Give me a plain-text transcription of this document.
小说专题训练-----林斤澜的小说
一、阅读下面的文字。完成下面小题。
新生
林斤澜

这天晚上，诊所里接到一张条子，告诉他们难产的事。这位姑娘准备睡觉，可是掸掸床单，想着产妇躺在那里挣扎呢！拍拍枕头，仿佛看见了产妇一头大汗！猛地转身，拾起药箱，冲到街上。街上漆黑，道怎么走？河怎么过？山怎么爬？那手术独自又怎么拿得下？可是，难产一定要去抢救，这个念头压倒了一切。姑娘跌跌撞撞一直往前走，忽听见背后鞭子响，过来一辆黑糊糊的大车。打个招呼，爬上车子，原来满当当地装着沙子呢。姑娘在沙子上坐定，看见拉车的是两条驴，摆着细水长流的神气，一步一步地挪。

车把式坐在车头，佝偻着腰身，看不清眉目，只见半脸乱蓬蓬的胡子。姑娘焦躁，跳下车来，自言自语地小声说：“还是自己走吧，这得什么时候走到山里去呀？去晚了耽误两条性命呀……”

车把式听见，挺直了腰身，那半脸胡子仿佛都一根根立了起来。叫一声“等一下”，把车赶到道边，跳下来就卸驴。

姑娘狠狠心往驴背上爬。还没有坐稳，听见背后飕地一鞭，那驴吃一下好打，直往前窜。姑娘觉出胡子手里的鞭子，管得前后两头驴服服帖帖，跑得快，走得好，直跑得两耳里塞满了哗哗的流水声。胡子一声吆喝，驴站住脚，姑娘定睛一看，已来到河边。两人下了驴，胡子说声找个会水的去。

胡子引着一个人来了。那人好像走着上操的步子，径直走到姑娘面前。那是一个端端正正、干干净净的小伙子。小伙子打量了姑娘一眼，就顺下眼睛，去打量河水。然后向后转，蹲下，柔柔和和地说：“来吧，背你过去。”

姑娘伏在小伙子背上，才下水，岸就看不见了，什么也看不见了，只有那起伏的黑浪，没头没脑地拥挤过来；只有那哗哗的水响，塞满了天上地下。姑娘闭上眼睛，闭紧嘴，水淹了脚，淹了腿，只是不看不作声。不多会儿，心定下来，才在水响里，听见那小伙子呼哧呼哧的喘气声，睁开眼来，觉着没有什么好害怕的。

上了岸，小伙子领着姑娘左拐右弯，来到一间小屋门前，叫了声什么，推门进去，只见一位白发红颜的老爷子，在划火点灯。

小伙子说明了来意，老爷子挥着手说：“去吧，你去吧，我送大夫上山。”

## WRITTEN INSTRUCTION
From the listing above, extract every line exactly as it stands.

## TASK SOLUTION
Give me a plain-text transcription of this document.
小说专题训练-----林斤澜的小说
一、阅读下面的文字。完成下面小题。
新生
林斤澜

这天晚上，诊所里接到一张条子，告诉他们难产的事。这位姑娘准备睡觉，可是掸掸床单，想着产妇躺在那里挣扎呢！拍拍枕头，仿佛看见了产妇一头大汗！猛地转身，拾起药箱，冲到街上。街上漆黑，道怎么走？河怎么过？山怎么爬？那手术独自又怎么拿得下？可是，难产一定要去抢救，这个念头压倒了一切。姑娘跌跌撞撞一直往前走，忽听见背后鞭子响，过来一辆黑糊糊的大车。打个招呼，爬上车子，原来满当当地装着沙子呢。姑娘在沙子上坐定，看见拉车的是两条驴，摆着细水长流的神气，一步一步地挪。

车把式坐在车头，佝偻着腰身，看不清眉目，只见半脸乱蓬蓬的胡子。姑娘焦躁，跳下车来，自言自语地小声说：“还是自己走吧，这得什么时候走到山里去呀？去晚了耽误两条性命呀……”

车把式听见，挺直了腰身，那半脸胡子仿佛都一根根立了起来。叫一声“等一下”，把车赶到道边，跳下来就卸驴。

姑娘狠狠心往驴背上爬。还没有坐稳，听见背后飕地一鞭，那驴吃一下好打，直往前窜。姑娘觉出胡子手里的鞭子，管得前后两头驴服服帖帖，跑得快，走得好，直跑得两耳里塞满了哗哗的流水声。胡子一声吆喝，驴站住脚，姑娘定睛一看，已来到河边。两人下了驴，胡子说声找个会水的去。

胡子引着一个人来了。那人好像走着上操的步子，径直走到姑娘面前。那是一个端端正正、干干净净的小伙子。小伙子打量了姑娘一眼，就顺下眼睛，去打量河水。然后向后转，蹲下，柔柔和和地说：“来吧，背你过去。”

姑娘伏在小伙子背上，才下水，岸就看不见了，什么也看不见了，只有那起伏的黑浪，没头没脑地拥挤过来；只有那哗哗的水响，塞满了天上地下。姑娘闭上眼睛，闭紧嘴，水淹了脚，淹了腿，只是不看不作声。不多会儿，心定下来，才在水响里，听见那小伙子呼哧呼哧的喘气声，睁开眼来，觉着没有什么好害怕的。

上了岸，小伙子领着姑娘左拐右弯，来到一间小屋门前，叫了声什么，推门进去，只见一位白发红颜的老爷子，在划火点灯。

小伙子说明了来意，老爷子挥着手说：“去吧，你去吧，我送大夫上山。”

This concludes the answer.